## BEGIN ENTRIES SUPPLIED

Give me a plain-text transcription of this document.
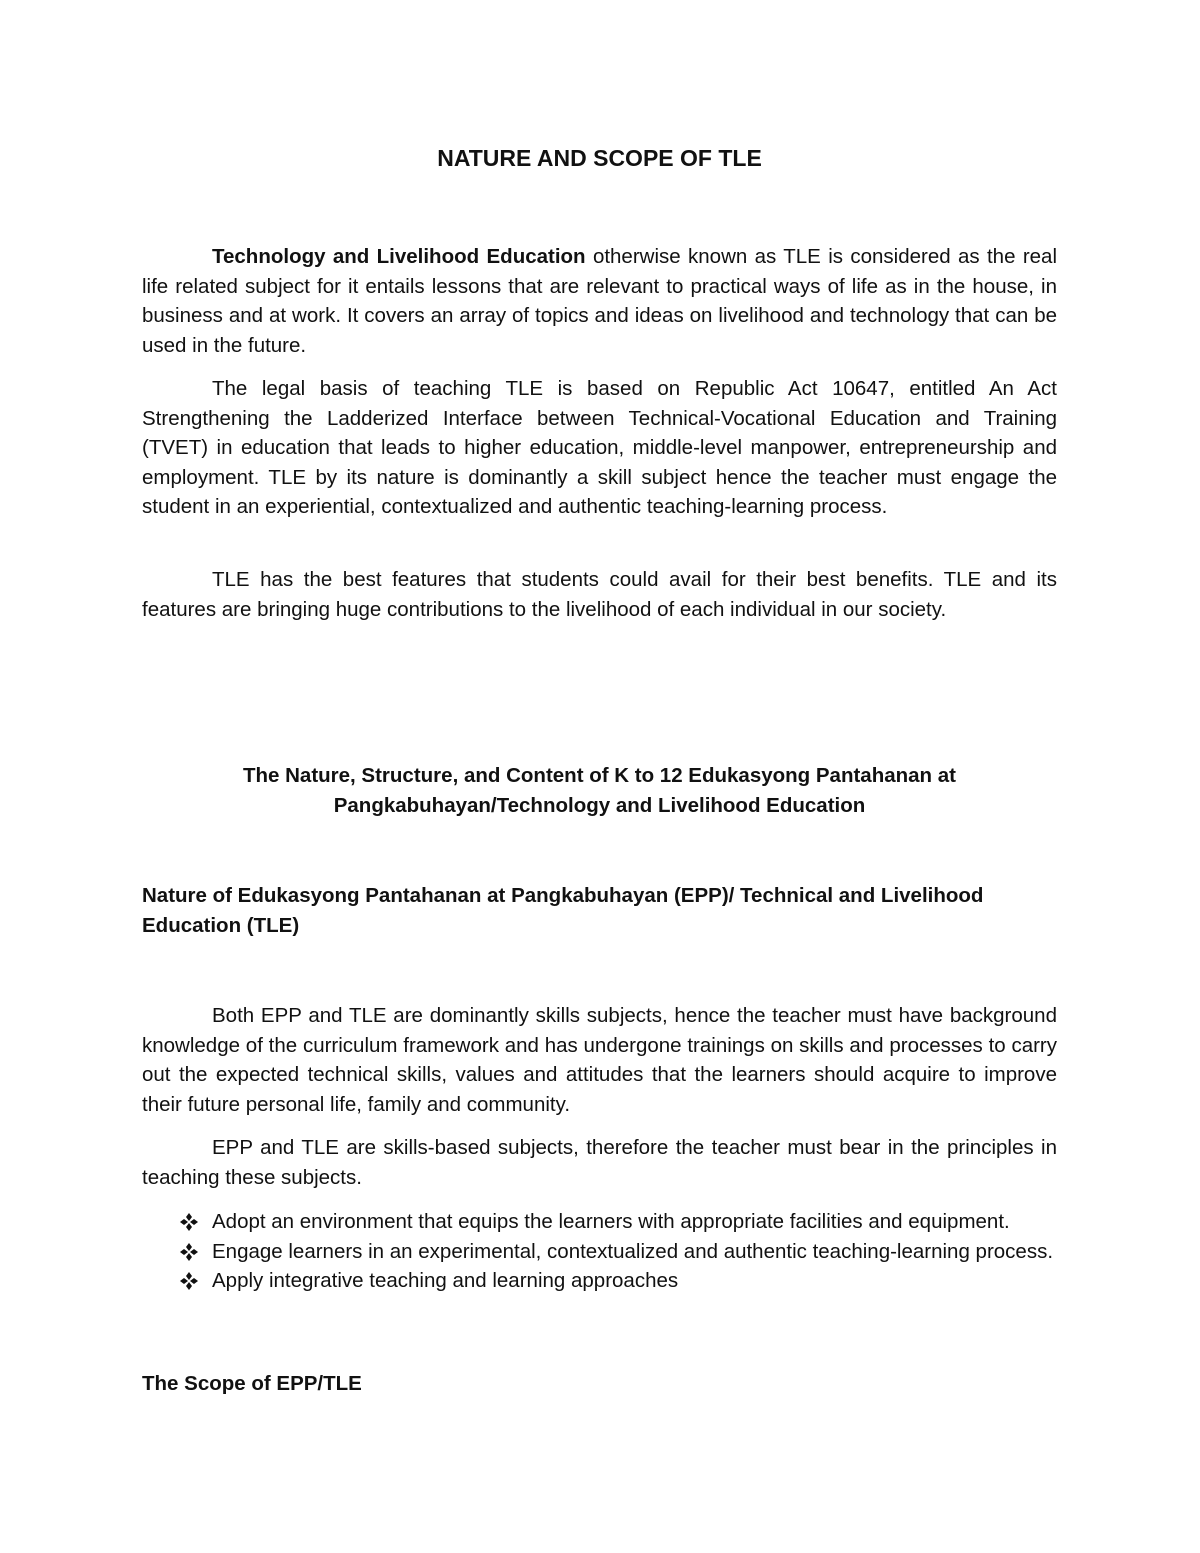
NATURE AND SCOPE OF TLE

Technology and Livelihood Education otherwise known as TLE is considered as the real life related subject for it entails lessons that are relevant to practical ways of life as in the house, in business and at work. It covers an array of topics and ideas on livelihood and technology that can be used in the future.

The legal basis of teaching TLE is based on Republic Act 10647, entitled An Act Strengthening the Ladderized Interface between Technical-Vocational Education and Training (TVET) in education that leads to higher education, middle-level manpower, entrepreneurship and employment. TLE by its nature is dominantly a skill subject hence the teacher must engage the student in an experiential, contextualized and authentic teaching-learning process.

TLE has the best features that students could avail for their best benefits. TLE and its features are bringing huge contributions to the livelihood of each individual in our society.

The Nature, Structure, and Content of K to 12 Edukasyong Pantahanan at
Pangkabuhayan/Technology and Livelihood Education
Nature of Edukasyong Pantahanan at Pangkabuhayan (EPP)/ Technical and Livelihood Education (TLE)

Both EPP and TLE are dominantly skills subjects, hence the teacher must have background knowledge of the curriculum framework and has undergone trainings on skills and processes to carry out the expected technical skills, values and attitudes that the learners should acquire to improve their future personal life, family and community.

EPP and TLE are skills-based subjects, therefore the teacher must bear in the principles in teaching these subjects.

Adopt an environment that equips the learners with appropriate facilities and equipment.
Engage learners in an experimental, contextualized and authentic teaching-learning process.
Apply integrative teaching and learning approaches
The Scope of EPP/TLE
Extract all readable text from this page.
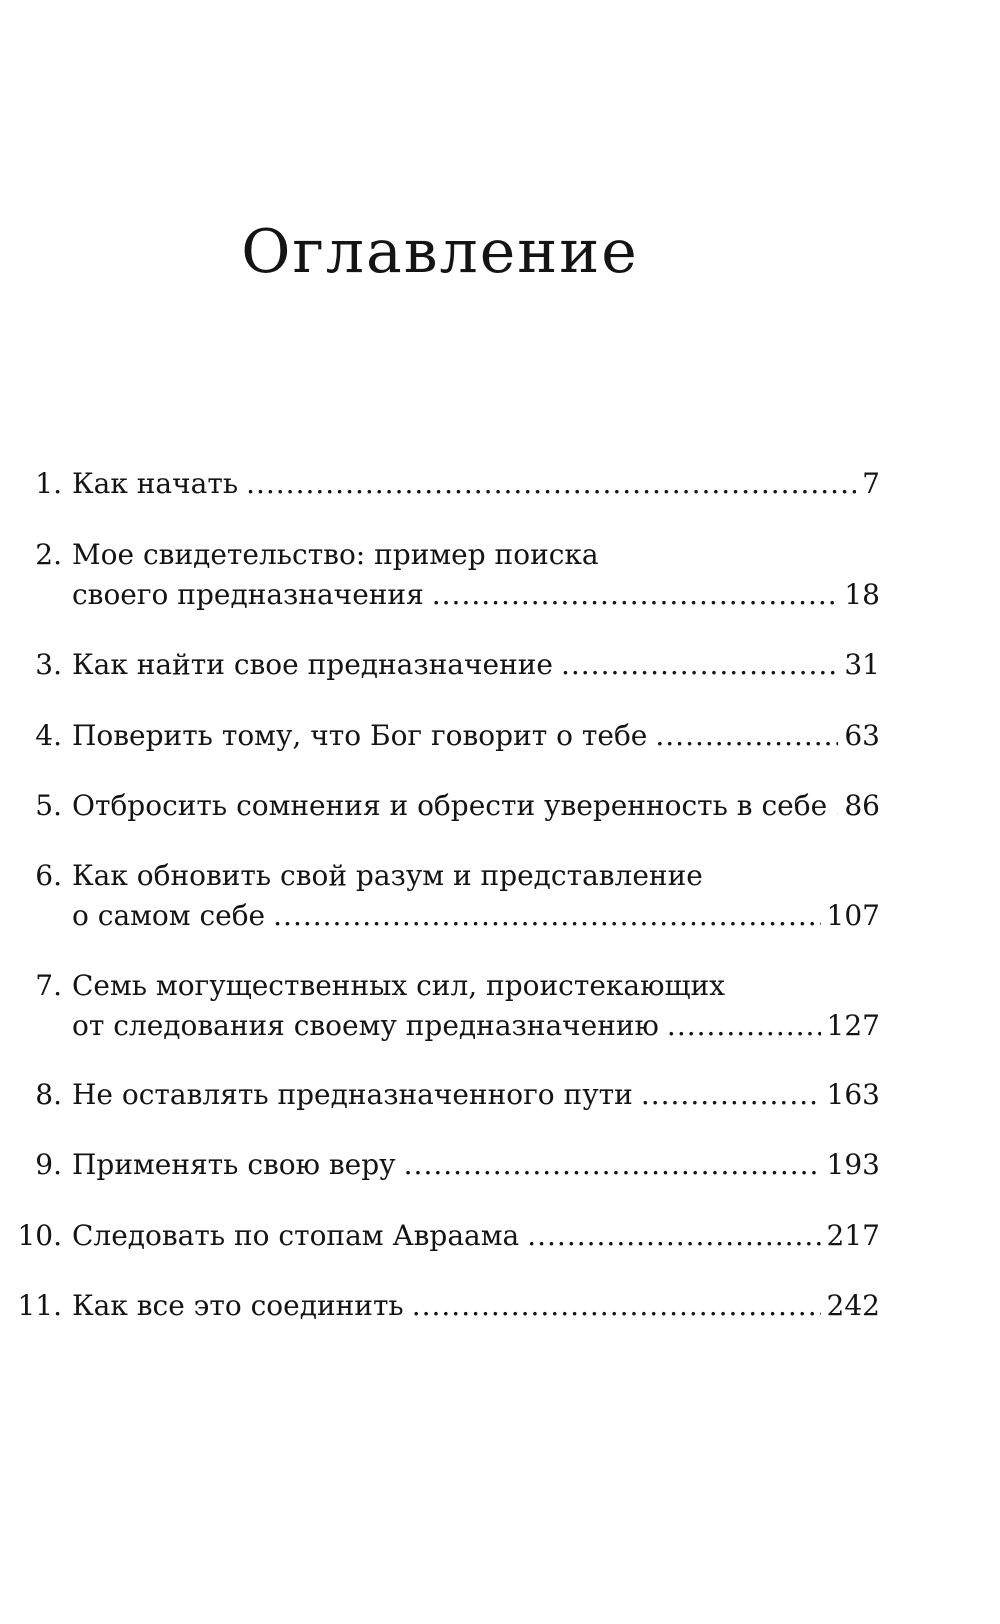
Оглавление
1. Как начать .....	7
2. Мое свидетельство: пример поиска
своего предназначения .....	18
3. Как найти свое предназначение .....	31
4. Поверить тому, что Бог говорит о тебе .....	63
5. Отбросить сомнения и обрести уверенность в себе ..... 86
6. Как обновить свой разум и представление
о самом себе .....	107
7. Семь могущественных сил, проистекающих
от следования своему предназначению .....	127
8. Не оставлять предназначенного пути .....	163
9. Применять свою веру .....	193
10. Следовать по стопам Авраама .....	217
11. Как все это соединить .....	242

## END ENTRIES SUPPLIED

- _GIVEN PROBLEM_
All the lines above are to be reproduced exactly, except the pictures.

- _THE RESULT_
Give me a plain-text transcription of this document.
NATURE AND SCOPE OF TLE

Technology and Livelihood Education otherwise known as TLE is considered as the real life related subject for it entails lessons that are relevant to practical ways of life as in the house, in business and at work. It covers an array of topics and ideas on livelihood and technology that can be used in the future.

The legal basis of teaching TLE is based on Republic Act 10647, entitled An Act Strengthening the Ladderized Interface between Technical-Vocational Education and Training (TVET) in education that leads to higher education, middle-level manpower, entrepreneurship and employment. TLE by its nature is dominantly a skill subject hence the teacher must engage the student in an experiential, contextualized and authentic teaching-learning process.

TLE has the best features that students could avail for their best benefits. TLE and its features are bringing huge contributions to the livelihood of each individual in our society.

The Nature, Structure, and Content of K to 12 Edukasyong Pantahanan at
Pangkabuhayan/Technology and Livelihood Education
Nature of Edukasyong Pantahanan at Pangkabuhayan (EPP)/ Technical and Livelihood Education (TLE)

Both EPP and TLE are dominantly skills subjects, hence the teacher must have background knowledge of the curriculum framework and has undergone trainings on skills and processes to carry out the expected technical skills, values and attitudes that the learners should acquire to improve their future personal life, family and community.

EPP and TLE are skills-based subjects, therefore the teacher must bear in the principles in teaching these subjects.

Adopt an environment that equips the learners with appropriate facilities and equipment.
Engage learners in an experimental, contextualized and authentic teaching-learning process.
Apply integrative teaching and learning approaches
The Scope of EPP/TLE
Extract all readable text from this page.
Оглавление
1. Как начать .....	7
2. Мое свидетельство: пример поиска
своего предназначения .....	18
3. Как найти свое предназначение .....	31
4. Поверить тому, что Бог говорит о тебе .....	63
5. Отбросить сомнения и обрести уверенность в себе ..... 86
6. Как обновить свой разум и представление
о самом себе .....	107
7. Семь могущественных сил, проистекающих
от следования своему предназначению .....	127
8. Не оставлять предназначенного пути .....	163
9. Применять свою веру .....	193
10. Следовать по стопам Авраама .....	217
11. Как все это соединить .....	242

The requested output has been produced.